# INSTRUCTIONS FOR THE TASK
Identify the lines that contain the string "Prevalence", then copy each of them.

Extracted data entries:
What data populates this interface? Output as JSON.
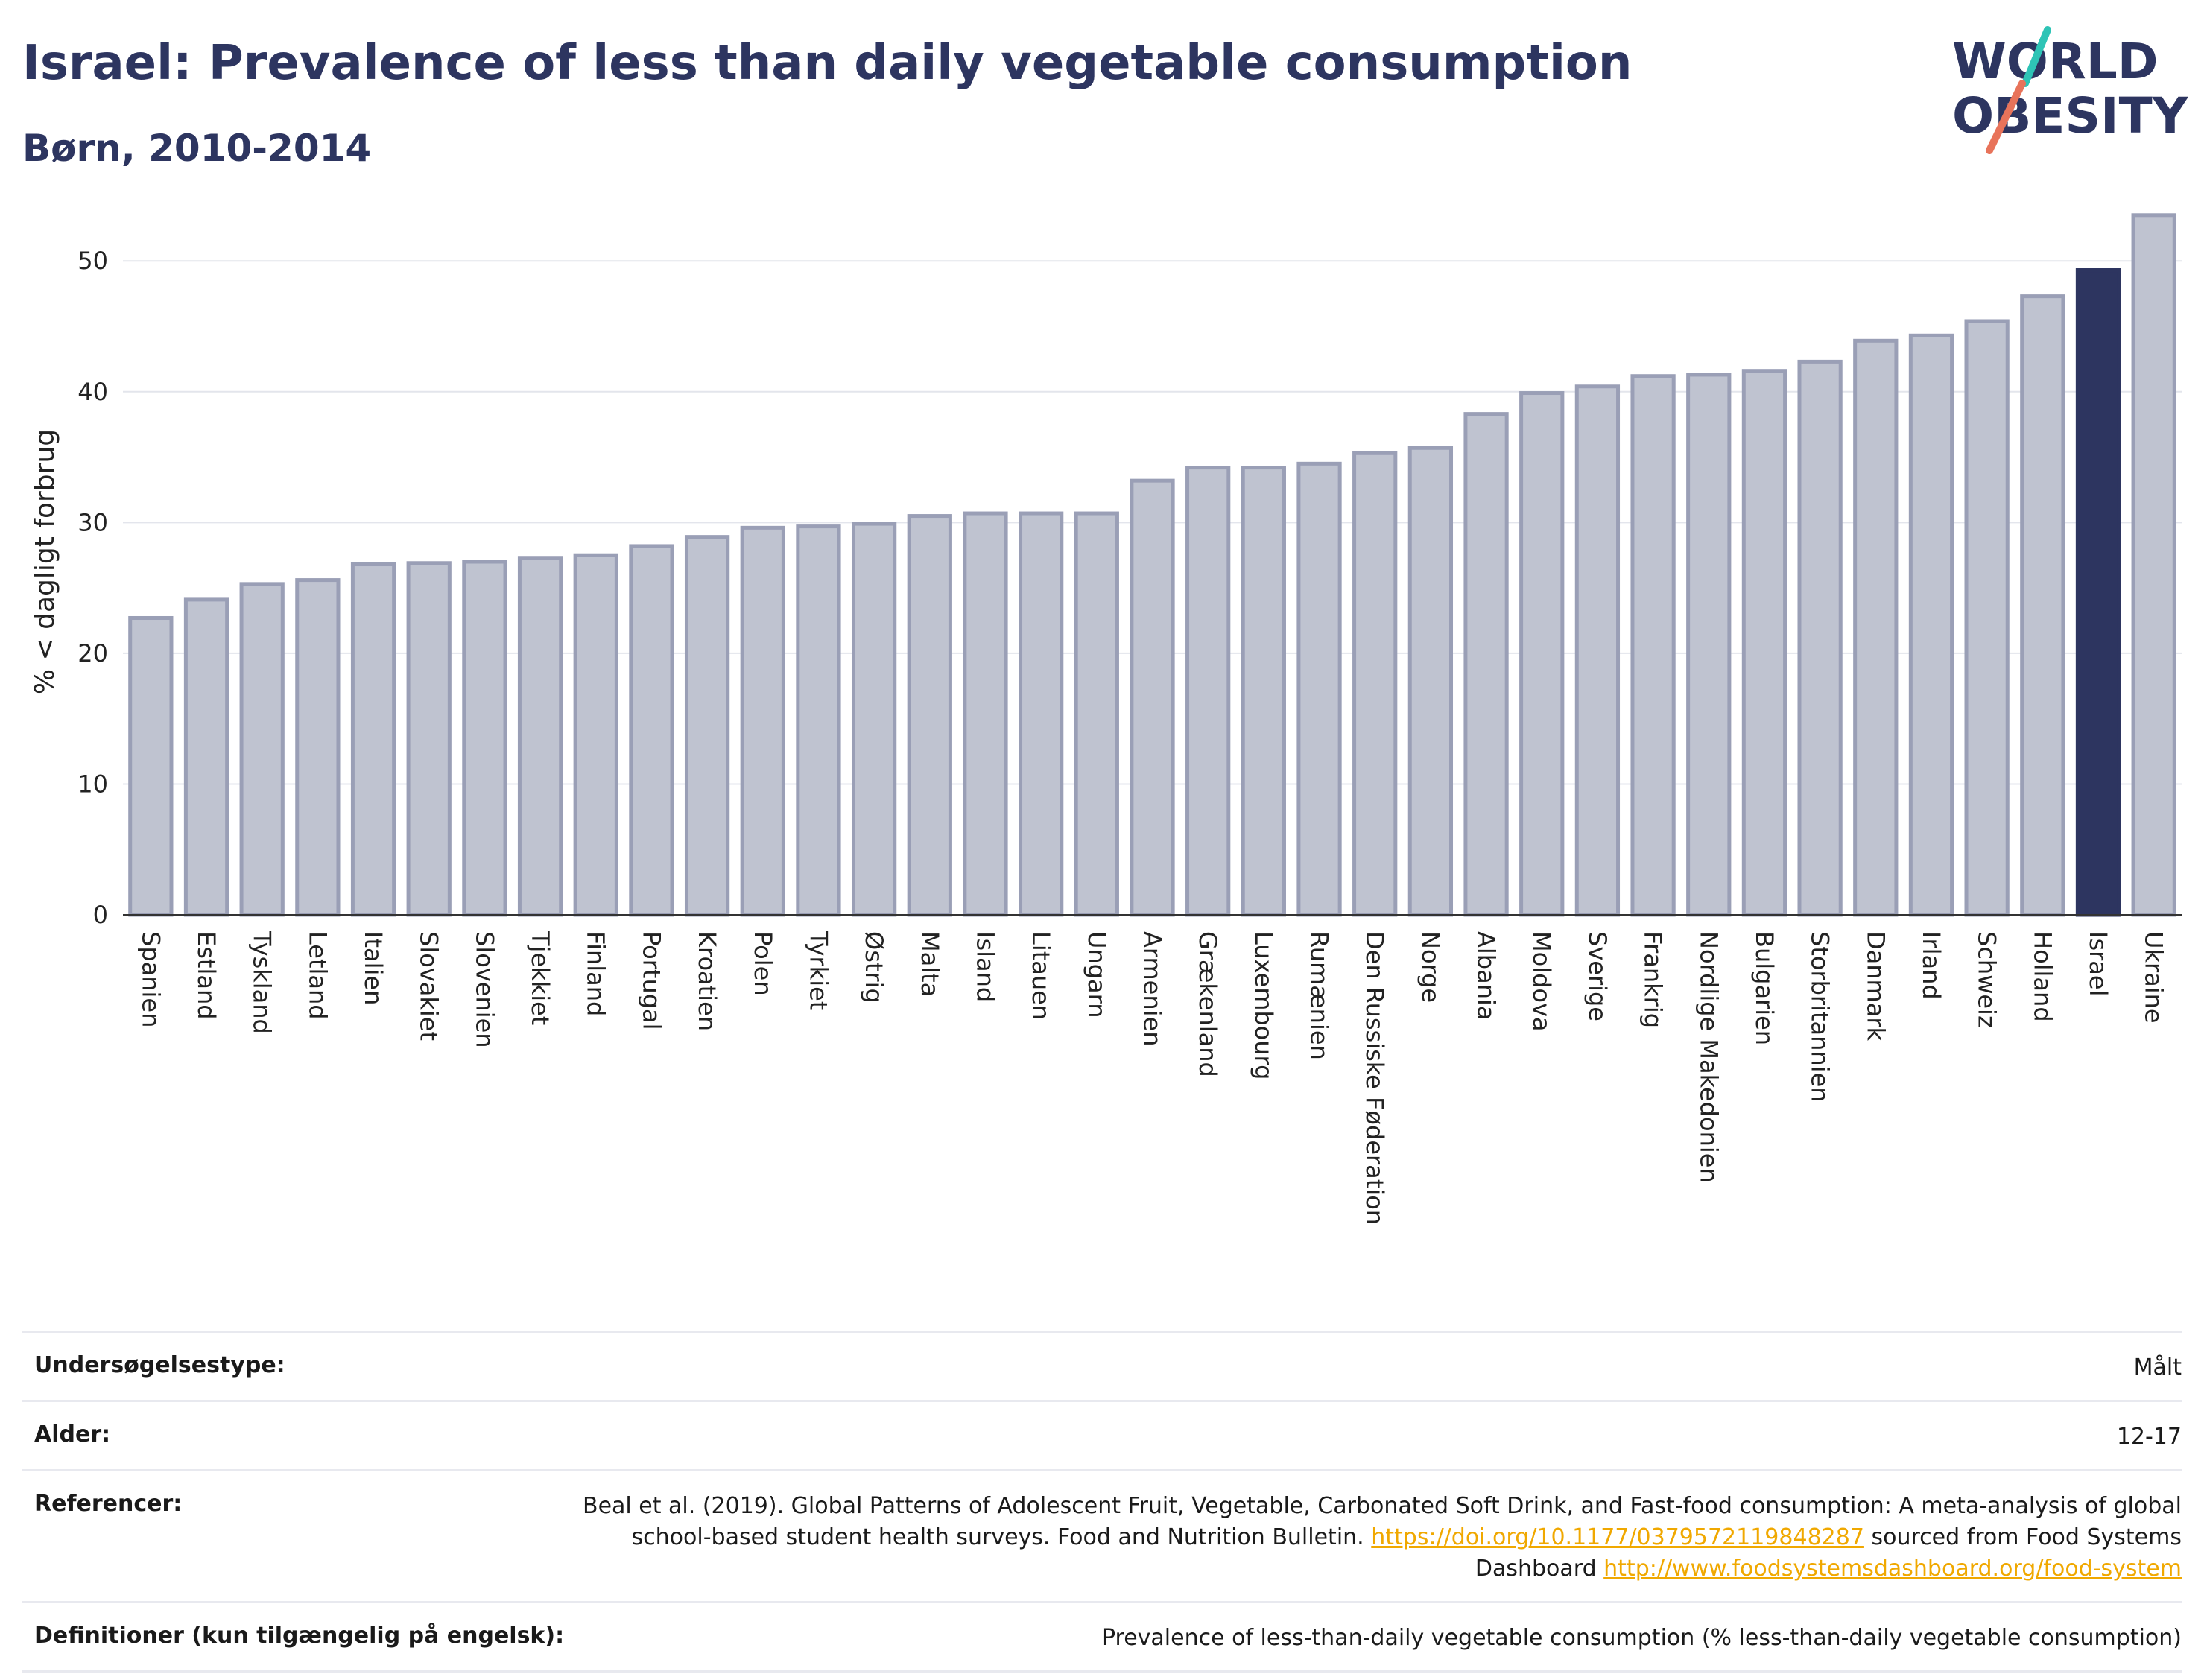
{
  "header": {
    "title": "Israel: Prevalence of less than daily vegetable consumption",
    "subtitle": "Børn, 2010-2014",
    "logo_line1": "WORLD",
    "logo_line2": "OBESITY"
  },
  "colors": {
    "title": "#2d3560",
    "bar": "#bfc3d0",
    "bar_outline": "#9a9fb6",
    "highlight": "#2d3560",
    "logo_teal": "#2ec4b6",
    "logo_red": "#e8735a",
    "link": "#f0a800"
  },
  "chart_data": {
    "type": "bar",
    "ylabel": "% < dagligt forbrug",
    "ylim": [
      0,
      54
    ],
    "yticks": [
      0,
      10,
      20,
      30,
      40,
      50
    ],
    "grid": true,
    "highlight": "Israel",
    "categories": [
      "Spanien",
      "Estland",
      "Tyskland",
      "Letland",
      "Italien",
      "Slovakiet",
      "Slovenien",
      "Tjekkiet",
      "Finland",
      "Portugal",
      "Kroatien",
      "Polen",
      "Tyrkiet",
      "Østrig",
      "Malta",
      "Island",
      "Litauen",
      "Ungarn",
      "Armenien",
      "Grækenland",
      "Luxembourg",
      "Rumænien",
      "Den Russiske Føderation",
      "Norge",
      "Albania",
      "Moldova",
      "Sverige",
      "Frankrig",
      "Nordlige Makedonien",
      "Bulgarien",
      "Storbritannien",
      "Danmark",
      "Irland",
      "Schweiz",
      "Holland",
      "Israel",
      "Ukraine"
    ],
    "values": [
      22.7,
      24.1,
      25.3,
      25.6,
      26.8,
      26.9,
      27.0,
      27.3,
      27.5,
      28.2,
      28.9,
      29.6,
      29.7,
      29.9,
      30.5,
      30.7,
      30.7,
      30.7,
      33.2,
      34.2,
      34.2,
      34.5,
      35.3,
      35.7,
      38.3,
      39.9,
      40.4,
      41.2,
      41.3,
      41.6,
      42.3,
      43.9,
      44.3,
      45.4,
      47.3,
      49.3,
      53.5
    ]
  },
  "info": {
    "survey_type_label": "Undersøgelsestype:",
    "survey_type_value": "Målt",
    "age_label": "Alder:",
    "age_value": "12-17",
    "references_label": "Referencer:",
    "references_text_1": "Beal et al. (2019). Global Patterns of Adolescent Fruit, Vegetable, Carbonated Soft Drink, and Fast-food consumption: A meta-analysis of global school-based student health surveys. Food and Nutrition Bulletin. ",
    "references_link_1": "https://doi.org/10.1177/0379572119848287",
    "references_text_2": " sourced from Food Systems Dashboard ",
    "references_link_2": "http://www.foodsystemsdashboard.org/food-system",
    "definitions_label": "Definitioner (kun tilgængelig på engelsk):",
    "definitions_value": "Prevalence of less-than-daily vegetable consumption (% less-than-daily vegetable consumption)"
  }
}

--

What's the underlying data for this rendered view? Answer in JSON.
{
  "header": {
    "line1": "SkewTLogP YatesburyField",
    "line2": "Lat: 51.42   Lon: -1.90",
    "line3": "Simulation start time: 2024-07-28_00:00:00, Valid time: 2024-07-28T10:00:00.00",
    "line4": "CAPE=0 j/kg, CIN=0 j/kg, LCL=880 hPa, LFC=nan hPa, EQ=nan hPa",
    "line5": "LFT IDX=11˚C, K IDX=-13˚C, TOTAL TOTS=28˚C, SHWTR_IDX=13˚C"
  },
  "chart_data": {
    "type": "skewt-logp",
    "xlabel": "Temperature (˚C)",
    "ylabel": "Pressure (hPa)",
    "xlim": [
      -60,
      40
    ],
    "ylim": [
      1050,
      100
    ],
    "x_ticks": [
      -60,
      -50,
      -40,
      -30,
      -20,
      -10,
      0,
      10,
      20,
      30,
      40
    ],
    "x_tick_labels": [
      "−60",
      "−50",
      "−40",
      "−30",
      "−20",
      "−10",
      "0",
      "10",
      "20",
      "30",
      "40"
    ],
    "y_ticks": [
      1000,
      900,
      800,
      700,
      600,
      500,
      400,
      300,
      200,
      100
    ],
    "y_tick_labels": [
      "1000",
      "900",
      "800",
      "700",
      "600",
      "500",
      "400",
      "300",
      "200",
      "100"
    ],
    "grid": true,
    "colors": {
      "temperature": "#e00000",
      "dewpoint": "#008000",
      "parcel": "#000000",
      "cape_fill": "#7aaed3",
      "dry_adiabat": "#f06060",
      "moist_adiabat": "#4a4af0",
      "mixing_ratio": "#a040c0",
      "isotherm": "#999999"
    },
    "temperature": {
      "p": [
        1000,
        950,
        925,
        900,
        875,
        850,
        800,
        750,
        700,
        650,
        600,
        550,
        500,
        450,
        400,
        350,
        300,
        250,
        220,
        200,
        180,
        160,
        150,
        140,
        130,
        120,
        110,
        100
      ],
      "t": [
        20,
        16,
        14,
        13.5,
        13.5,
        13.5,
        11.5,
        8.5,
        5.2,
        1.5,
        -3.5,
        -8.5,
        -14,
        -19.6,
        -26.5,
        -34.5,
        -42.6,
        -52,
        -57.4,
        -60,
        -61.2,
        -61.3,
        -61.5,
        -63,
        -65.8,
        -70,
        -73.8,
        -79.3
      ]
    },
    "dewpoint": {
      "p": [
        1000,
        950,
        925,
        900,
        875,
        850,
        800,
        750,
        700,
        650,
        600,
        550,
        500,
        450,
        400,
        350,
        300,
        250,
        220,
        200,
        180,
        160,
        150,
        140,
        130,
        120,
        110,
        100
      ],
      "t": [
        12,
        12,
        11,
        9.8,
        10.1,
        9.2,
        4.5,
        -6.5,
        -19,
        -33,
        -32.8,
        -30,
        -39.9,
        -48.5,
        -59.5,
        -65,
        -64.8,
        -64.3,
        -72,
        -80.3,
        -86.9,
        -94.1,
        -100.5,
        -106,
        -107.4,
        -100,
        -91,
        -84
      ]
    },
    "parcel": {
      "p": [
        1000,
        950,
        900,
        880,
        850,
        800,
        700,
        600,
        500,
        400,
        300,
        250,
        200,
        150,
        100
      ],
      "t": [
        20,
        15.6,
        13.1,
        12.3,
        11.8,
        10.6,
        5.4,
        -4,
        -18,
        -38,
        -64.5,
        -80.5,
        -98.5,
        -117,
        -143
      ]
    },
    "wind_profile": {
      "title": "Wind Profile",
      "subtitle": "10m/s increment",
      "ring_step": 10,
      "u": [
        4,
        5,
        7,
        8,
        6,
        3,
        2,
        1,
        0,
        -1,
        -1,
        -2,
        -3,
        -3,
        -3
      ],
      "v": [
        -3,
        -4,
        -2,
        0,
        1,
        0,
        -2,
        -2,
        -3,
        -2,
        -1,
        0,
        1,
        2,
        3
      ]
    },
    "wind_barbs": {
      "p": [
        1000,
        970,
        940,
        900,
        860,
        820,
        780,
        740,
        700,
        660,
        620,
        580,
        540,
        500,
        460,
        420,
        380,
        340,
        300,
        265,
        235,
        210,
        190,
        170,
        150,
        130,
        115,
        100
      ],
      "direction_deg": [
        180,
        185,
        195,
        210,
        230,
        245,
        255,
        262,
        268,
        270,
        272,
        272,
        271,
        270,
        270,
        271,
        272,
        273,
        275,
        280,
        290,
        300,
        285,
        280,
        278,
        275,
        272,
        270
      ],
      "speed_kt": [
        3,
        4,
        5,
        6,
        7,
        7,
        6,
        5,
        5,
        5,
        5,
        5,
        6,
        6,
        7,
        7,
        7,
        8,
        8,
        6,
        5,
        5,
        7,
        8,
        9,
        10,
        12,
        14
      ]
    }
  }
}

# EXPECTED OUTPUT
    "title": "Israel: Prevalence of less than daily vegetable consumption",
    "definitions_value": "Prevalence of less-than-daily vegetable consumption (% less-than-daily vegetable consumption)"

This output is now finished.